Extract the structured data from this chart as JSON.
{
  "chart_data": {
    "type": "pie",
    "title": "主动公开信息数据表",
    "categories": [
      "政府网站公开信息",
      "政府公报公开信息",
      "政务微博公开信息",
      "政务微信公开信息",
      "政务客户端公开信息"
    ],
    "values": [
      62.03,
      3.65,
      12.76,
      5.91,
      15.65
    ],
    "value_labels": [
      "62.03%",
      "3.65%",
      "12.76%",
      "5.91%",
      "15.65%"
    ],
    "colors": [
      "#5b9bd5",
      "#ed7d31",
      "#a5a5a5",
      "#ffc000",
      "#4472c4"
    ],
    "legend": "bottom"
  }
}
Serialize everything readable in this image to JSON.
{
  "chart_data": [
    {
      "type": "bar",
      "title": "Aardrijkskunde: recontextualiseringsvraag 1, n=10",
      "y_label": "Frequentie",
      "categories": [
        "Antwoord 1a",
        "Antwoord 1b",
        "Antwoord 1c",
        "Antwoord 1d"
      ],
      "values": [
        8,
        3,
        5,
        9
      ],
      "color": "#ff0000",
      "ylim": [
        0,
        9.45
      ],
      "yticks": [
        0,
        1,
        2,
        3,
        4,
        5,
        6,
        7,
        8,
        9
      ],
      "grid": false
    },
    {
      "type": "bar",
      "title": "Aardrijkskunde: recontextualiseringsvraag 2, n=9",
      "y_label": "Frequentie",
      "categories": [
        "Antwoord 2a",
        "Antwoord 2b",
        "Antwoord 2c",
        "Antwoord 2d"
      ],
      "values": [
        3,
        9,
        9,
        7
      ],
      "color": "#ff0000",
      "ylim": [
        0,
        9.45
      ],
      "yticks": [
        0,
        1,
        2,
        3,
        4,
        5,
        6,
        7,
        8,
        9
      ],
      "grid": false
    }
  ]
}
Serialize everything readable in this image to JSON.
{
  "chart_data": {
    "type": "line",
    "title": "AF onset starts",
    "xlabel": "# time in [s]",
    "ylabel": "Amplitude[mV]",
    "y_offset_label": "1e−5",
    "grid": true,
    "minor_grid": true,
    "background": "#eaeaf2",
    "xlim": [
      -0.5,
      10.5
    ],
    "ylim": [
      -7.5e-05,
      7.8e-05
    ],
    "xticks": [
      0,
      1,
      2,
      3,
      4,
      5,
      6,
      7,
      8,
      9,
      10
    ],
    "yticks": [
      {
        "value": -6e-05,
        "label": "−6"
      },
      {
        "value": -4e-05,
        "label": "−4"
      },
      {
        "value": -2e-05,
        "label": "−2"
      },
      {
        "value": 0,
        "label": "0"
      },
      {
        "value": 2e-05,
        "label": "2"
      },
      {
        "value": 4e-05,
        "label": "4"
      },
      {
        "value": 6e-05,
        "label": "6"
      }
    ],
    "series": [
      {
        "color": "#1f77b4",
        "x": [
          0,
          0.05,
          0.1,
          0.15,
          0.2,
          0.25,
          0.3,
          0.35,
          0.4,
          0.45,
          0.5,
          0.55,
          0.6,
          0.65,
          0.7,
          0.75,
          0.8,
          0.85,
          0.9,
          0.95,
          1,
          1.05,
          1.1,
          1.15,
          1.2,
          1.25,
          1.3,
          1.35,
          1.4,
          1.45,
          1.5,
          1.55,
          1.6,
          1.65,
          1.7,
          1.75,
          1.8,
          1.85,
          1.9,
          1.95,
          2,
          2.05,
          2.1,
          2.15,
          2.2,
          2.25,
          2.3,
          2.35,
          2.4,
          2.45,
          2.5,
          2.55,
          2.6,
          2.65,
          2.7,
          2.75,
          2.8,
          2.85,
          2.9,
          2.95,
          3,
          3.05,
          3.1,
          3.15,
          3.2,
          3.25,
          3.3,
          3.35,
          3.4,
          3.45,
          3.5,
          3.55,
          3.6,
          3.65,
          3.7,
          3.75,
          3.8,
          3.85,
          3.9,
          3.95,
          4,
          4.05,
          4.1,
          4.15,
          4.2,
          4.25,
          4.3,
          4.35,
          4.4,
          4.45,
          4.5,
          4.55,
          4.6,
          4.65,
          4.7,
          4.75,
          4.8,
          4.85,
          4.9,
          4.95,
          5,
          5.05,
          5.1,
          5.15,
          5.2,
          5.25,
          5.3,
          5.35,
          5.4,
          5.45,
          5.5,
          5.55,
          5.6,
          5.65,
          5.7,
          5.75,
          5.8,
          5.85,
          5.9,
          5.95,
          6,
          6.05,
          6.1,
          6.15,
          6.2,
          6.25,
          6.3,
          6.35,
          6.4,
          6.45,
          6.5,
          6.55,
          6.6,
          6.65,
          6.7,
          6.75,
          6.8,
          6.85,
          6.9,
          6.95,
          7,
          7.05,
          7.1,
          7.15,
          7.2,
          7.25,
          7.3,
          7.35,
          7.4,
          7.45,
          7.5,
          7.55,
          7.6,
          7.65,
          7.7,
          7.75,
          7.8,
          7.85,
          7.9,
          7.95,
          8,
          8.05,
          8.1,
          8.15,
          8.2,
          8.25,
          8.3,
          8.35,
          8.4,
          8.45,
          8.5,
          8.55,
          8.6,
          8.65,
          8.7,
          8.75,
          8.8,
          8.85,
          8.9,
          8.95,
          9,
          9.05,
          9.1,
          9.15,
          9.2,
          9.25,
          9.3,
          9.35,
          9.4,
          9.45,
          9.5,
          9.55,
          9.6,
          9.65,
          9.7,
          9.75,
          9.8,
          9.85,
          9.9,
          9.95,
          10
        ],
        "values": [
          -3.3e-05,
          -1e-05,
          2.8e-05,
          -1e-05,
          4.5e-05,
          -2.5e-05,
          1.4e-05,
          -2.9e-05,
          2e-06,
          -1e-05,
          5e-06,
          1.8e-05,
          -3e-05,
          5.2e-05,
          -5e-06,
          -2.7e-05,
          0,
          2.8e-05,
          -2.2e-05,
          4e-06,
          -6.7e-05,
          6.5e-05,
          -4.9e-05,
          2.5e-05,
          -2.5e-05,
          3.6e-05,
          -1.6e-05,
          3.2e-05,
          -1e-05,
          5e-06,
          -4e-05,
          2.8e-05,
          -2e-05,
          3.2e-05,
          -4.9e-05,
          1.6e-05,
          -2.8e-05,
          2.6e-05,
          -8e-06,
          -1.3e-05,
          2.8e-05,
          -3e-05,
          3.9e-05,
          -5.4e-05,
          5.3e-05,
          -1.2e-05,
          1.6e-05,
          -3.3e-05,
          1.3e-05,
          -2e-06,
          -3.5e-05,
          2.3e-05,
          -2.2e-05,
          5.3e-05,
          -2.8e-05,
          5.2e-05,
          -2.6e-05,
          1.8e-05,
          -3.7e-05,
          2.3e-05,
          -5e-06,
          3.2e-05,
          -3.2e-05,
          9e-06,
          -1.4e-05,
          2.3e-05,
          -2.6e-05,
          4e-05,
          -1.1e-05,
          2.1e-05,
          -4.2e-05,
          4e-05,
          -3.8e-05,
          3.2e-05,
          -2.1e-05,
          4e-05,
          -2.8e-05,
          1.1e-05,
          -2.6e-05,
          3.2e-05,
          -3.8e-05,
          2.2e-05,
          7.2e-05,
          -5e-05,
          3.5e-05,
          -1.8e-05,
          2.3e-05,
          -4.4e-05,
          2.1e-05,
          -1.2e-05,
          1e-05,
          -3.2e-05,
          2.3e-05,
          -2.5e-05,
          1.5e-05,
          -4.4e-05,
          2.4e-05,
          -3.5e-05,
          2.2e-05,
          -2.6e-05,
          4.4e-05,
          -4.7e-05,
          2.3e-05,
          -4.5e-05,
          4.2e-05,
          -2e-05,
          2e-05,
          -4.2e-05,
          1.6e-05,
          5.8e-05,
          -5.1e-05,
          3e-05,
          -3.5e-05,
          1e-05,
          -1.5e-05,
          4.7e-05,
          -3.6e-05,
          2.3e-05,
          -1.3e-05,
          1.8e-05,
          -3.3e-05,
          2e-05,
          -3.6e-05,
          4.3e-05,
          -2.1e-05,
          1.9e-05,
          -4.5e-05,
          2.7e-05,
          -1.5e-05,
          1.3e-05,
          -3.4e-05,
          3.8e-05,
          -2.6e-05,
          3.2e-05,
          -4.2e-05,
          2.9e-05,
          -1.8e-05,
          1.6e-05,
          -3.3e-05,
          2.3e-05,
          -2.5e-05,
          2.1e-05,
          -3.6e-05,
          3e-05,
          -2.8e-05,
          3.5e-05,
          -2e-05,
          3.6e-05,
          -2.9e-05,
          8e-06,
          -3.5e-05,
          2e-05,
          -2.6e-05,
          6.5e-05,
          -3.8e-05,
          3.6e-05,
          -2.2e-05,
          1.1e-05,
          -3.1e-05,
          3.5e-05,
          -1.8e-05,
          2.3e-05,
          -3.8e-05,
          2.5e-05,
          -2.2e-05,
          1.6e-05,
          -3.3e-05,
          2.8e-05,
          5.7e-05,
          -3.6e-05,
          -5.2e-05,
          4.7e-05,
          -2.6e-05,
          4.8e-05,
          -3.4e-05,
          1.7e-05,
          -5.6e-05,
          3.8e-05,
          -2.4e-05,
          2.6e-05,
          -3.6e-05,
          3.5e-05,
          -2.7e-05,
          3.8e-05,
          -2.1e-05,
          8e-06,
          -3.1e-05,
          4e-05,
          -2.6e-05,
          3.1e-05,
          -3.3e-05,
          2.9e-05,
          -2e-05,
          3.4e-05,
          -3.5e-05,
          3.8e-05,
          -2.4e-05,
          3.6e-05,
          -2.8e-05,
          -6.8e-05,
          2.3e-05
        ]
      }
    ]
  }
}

━━━━━━━━━━━━━━━━

Whichever lines contain the string "Aardrijkskunde", select and copy them.

      "title": "Aardrijkskunde: recontextualiseringsvraag 1, n=10",
      "title": "Aardrijkskunde: recontextualiseringsvraag 2, n=9",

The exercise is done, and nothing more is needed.